◆ **Stated problem**:
Copy out each line of the listing that has the word "Converting" in it.

◆ **Dataset**:
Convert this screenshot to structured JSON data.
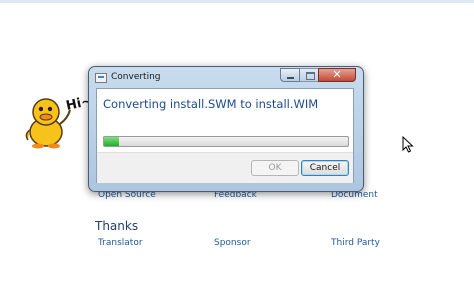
{
  "background": {
    "links_row1": [
      "Open Source",
      "Feedback",
      "Document"
    ],
    "thanks_heading": "Thanks",
    "links_row2": [
      "Translator",
      "Sponsor",
      "Third Party"
    ],
    "mascot_text": "Hi~"
  },
  "dialog": {
    "title": "Converting",
    "message": "Converting install.SWM to install.WIM",
    "progress": 0.06,
    "ok_label": "OK",
    "cancel_label": "Cancel",
    "close_glyph": "✕",
    "ok_enabled": false
  },
  "colors": {
    "link": "#1f5a9c",
    "message": "#1b4b8a",
    "progress_fill": "#1fae2f",
    "close_button": "#c24a37"
  },
  "icons": [
    "app-icon",
    "minimize-icon",
    "maximize-icon",
    "close-icon",
    "duck-mascot-logo",
    "mouse-cursor-icon"
  ]
}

◆ **Result**:
    "title": "Converting",
    "message": "Converting install.SWM to install.WIM",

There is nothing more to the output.